What this task involves
Will you output the entries below exactly, skipping every image they contain?
== Excerpted records ==
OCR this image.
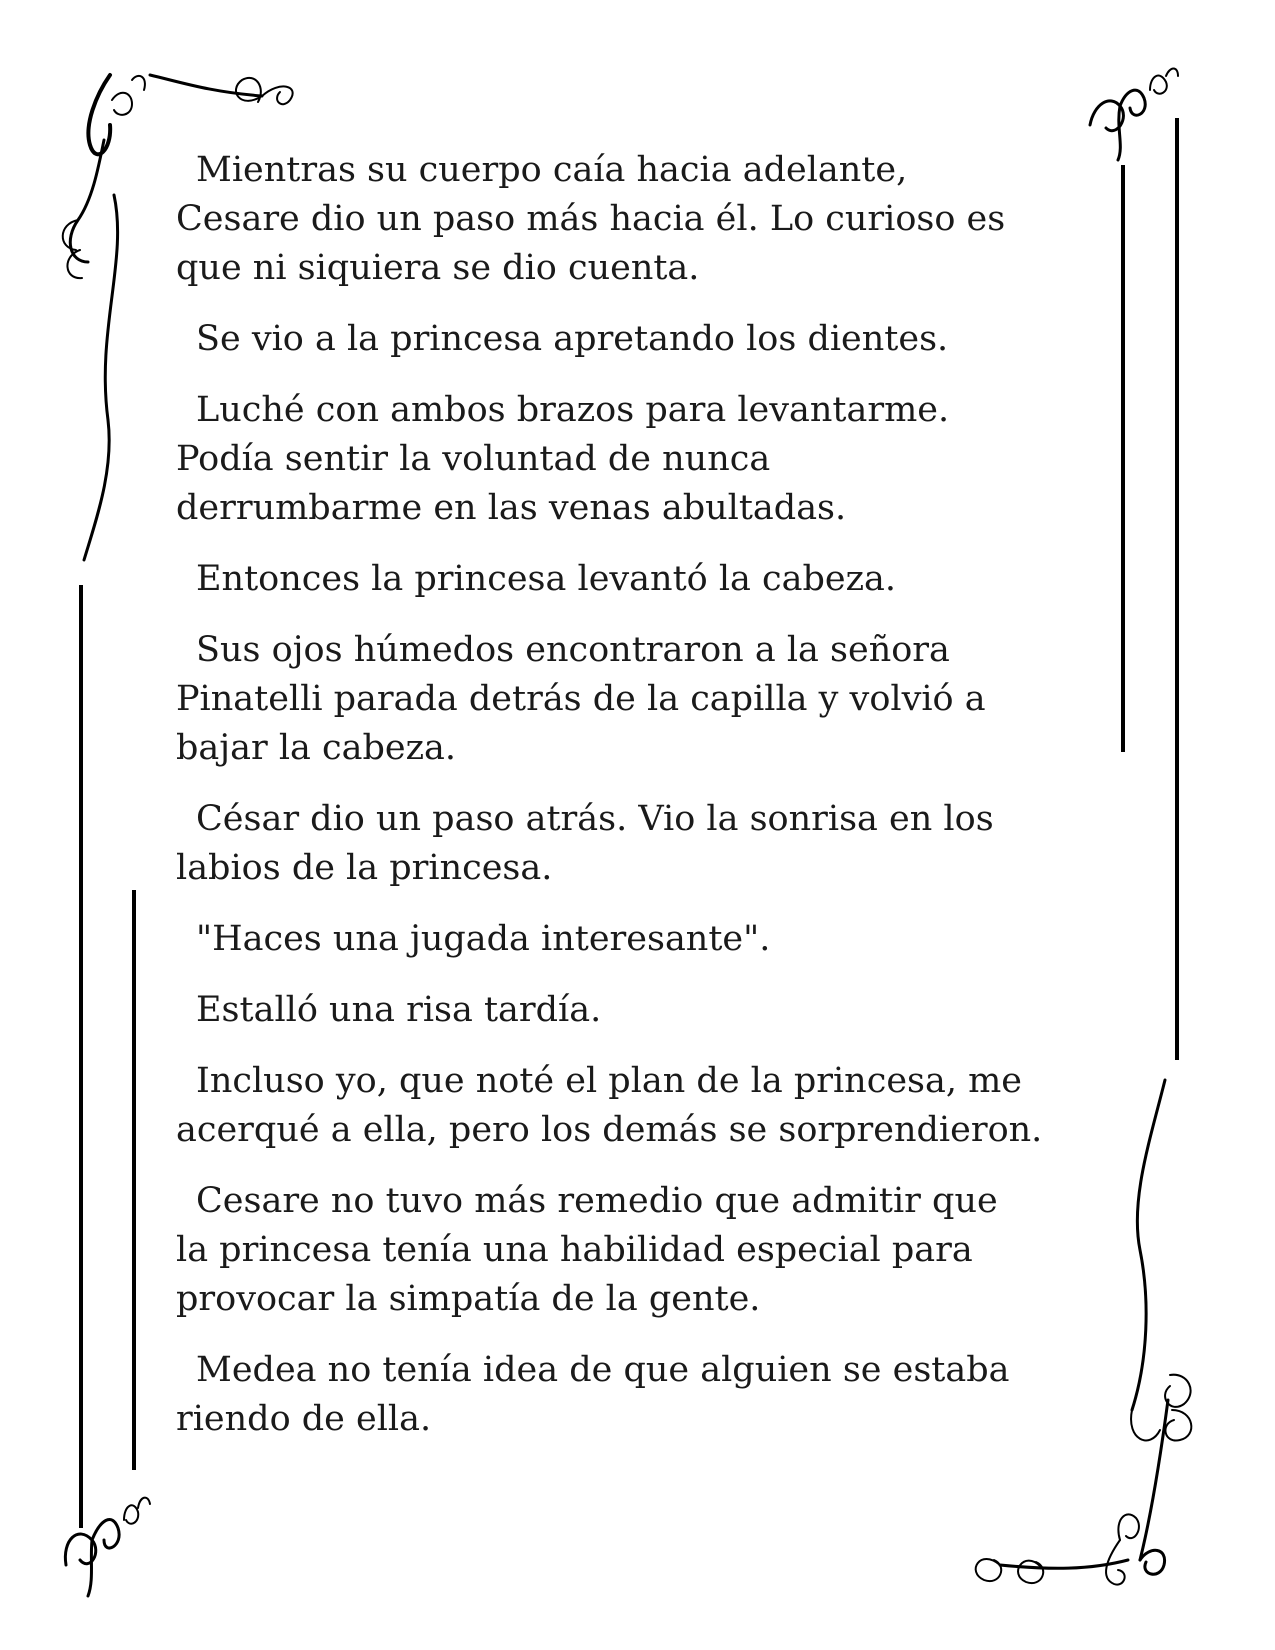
Mientras su cuerpo caía hacia adelante,
Cesare dio un paso más hacia él. Lo curioso es
que ni siquiera se dio cuenta.

Se vio a la princesa apretando los dientes.

Luché con ambos brazos para levantarme.
Podía sentir la voluntad de nunca
derrumbarme en las venas abultadas.

Entonces la princesa levantó la cabeza.

Sus ojos húmedos encontraron a la señora
Pinatelli parada detrás de la capilla y volvió a
bajar la cabeza.

César dio un paso atrás. Vio la sonrisa en los
labios de la princesa.

"Haces una jugada interesante".

Estalló una risa tardía.

Incluso yo, que noté el plan de la princesa, me
acerqué a ella, pero los demás se sorprendieron.

Cesare no tuvo más remedio que admitir que
la princesa tenía una habilidad especial para
provocar la simpatía de la gente.

Medea no tenía idea de que alguien se estaba
riendo de ella.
===
In response
OCR this image.
Mientras su cuerpo caía hacia adelante,
Cesare dio un paso más hacia él. Lo curioso es
que ni siquiera se dio cuenta.

Se vio a la princesa apretando los dientes.

Luché con ambos brazos para levantarme.
Podía sentir la voluntad de nunca
derrumbarme en las venas abultadas.

Entonces la princesa levantó la cabeza.

Sus ojos húmedos encontraron a la señora
Pinatelli parada detrás de la capilla y volvió a
bajar la cabeza.

César dio un paso atrás. Vio la sonrisa en los
labios de la princesa.

"Haces una jugada interesante".

Estalló una risa tardía.

Incluso yo, que noté el plan de la princesa, me
acerqué a ella, pero los demás se sorprendieron.

Cesare no tuvo más remedio que admitir que
la princesa tenía una habilidad especial para
provocar la simpatía de la gente.

Medea no tenía idea de que alguien se estaba
riendo de ella.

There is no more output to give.